*REQUIREMENT*: Pick out each line containing the string "name".

───── GIVEN DATA

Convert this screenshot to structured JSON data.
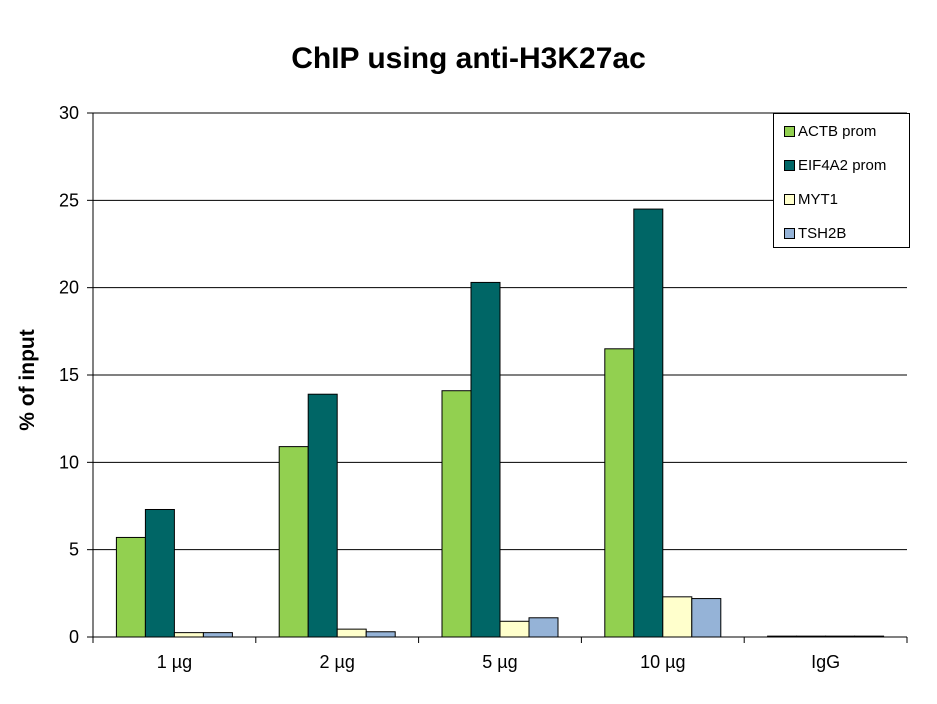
{
  "chart_data": {
    "type": "bar",
    "title": "ChIP using anti-H3K27ac",
    "ylabel": "% of input",
    "xlabel": "",
    "categories": [
      "1 µg",
      "2 µg",
      "5 µg",
      "10 µg",
      "IgG"
    ],
    "ylim": [
      0,
      30
    ],
    "yticks": [
      0,
      5,
      10,
      15,
      20,
      25,
      30
    ],
    "grid": true,
    "legend_position": "top-right",
    "series": [
      {
        "name": "ACTB prom",
        "color": "#92d050",
        "values": [
          5.7,
          10.9,
          14.1,
          16.5,
          0.05
        ]
      },
      {
        "name": "EIF4A2 prom",
        "color": "#006666",
        "values": [
          7.3,
          13.9,
          20.3,
          24.5,
          0.05
        ]
      },
      {
        "name": "MYT1",
        "color": "#ffffcc",
        "values": [
          0.25,
          0.45,
          0.9,
          2.3,
          0.05
        ]
      },
      {
        "name": "TSH2B",
        "color": "#95b3d7",
        "values": [
          0.25,
          0.3,
          1.1,
          2.2,
          0.05
        ]
      }
    ]
  }
}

──────────

*OUTPUT FOR THIS EXERCISE*:
        "name": "ACTB prom",
        "name": "EIF4A2 prom",
        "name": "MYT1",
        "name": "TSH2B",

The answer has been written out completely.